--- Provided records ---
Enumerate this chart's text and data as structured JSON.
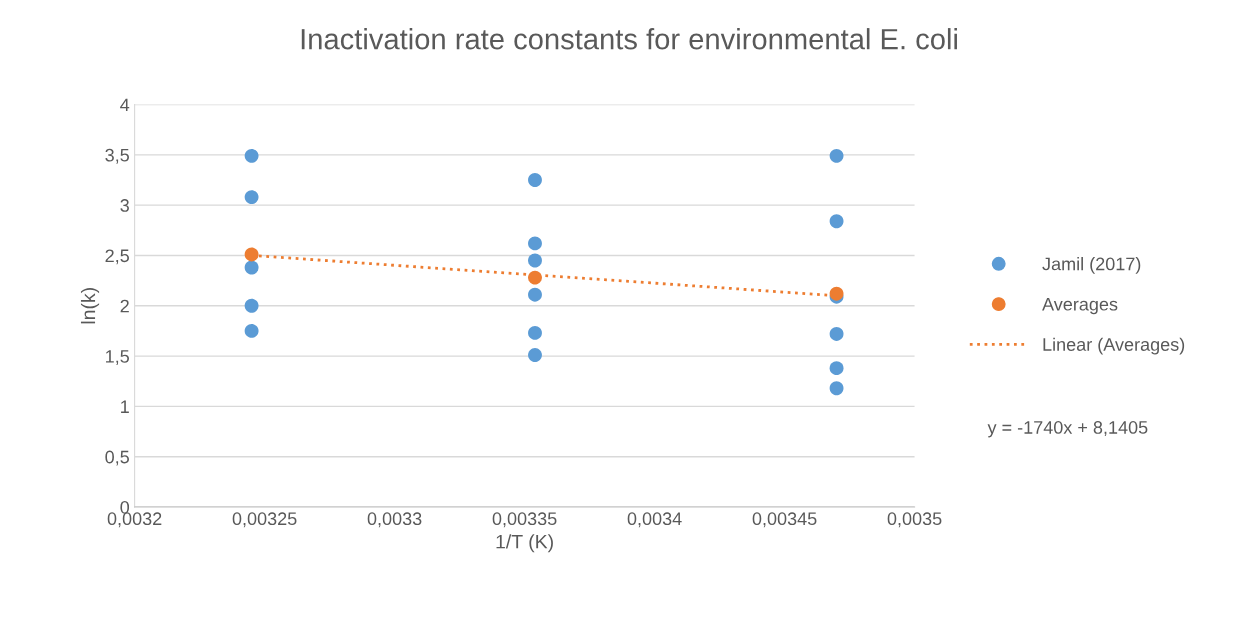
{
  "chart_data": {
    "type": "scatter",
    "title": "Inactivation rate constants for environmental E. coli",
    "xlabel": "1/T (K)",
    "ylabel": "ln(k)",
    "xlim": [
      0.0032,
      0.0035
    ],
    "xticks": [
      {
        "value": 0.0032,
        "label": "0,0032"
      },
      {
        "value": 0.00325,
        "label": "0,00325"
      },
      {
        "value": 0.0033,
        "label": "0,0033"
      },
      {
        "value": 0.00335,
        "label": "0,00335"
      },
      {
        "value": 0.0034,
        "label": "0,0034"
      },
      {
        "value": 0.00345,
        "label": "0,00345"
      },
      {
        "value": 0.0035,
        "label": "0,0035"
      }
    ],
    "ylim": [
      0,
      4
    ],
    "yticks": [
      0,
      {
        "value": 0.5,
        "label": "0,5"
      },
      1,
      {
        "value": 1.5,
        "label": "1,5"
      },
      2,
      {
        "value": 2.5,
        "label": "2,5"
      },
      3,
      {
        "value": 3.5,
        "label": "3,5"
      },
      4
    ],
    "grid": "y",
    "legend": "right",
    "marker": "circle",
    "series": [
      {
        "name": "Jamil (2017)",
        "color": "#5b9bd5",
        "x": [
          0.003245,
          0.003245,
          0.003245,
          0.003245,
          0.003245,
          0.003354,
          0.003354,
          0.003354,
          0.003354,
          0.003354,
          0.003354,
          0.00347,
          0.00347,
          0.00347,
          0.00347,
          0.00347,
          0.00347
        ],
        "values": [
          3.49,
          3.08,
          2.38,
          2.0,
          1.75,
          3.25,
          2.62,
          2.45,
          2.11,
          1.73,
          1.51,
          3.49,
          2.84,
          2.09,
          1.72,
          1.38,
          1.18
        ]
      },
      {
        "name": "Averages",
        "color": "#ed7d31",
        "x": [
          0.003245,
          0.003354,
          0.00347
        ],
        "values": [
          2.51,
          2.28,
          2.12
        ]
      },
      {
        "name": "Linear (Averages)",
        "type": "line",
        "line_style": "dotted",
        "marker": "none",
        "color": "#ed7d31",
        "x": [
          0.003245,
          0.00347
        ],
        "values": [
          2.5,
          2.1
        ]
      }
    ],
    "annotations": [
      "y = -1740x + 8,1405"
    ]
  }
}
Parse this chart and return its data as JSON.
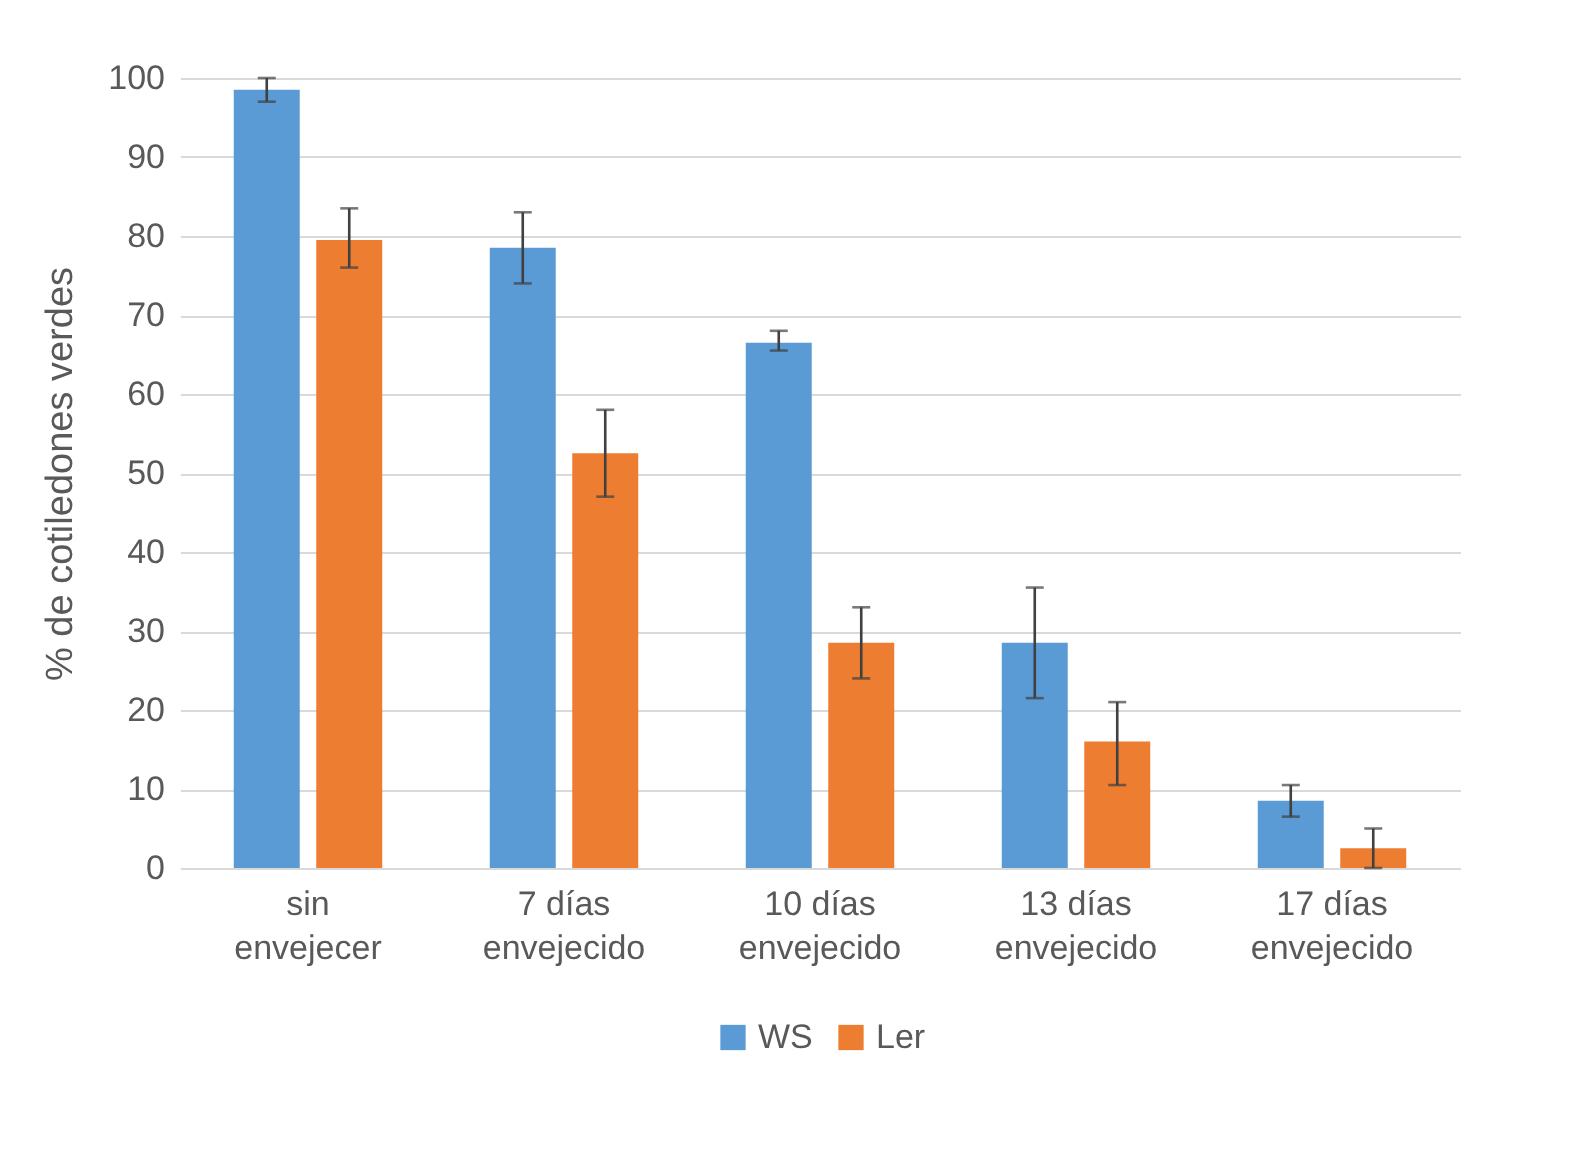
---
Aim of the task: Each line that contains the string "JSON" counts once; say how many there are and nothing else.

Task response: 2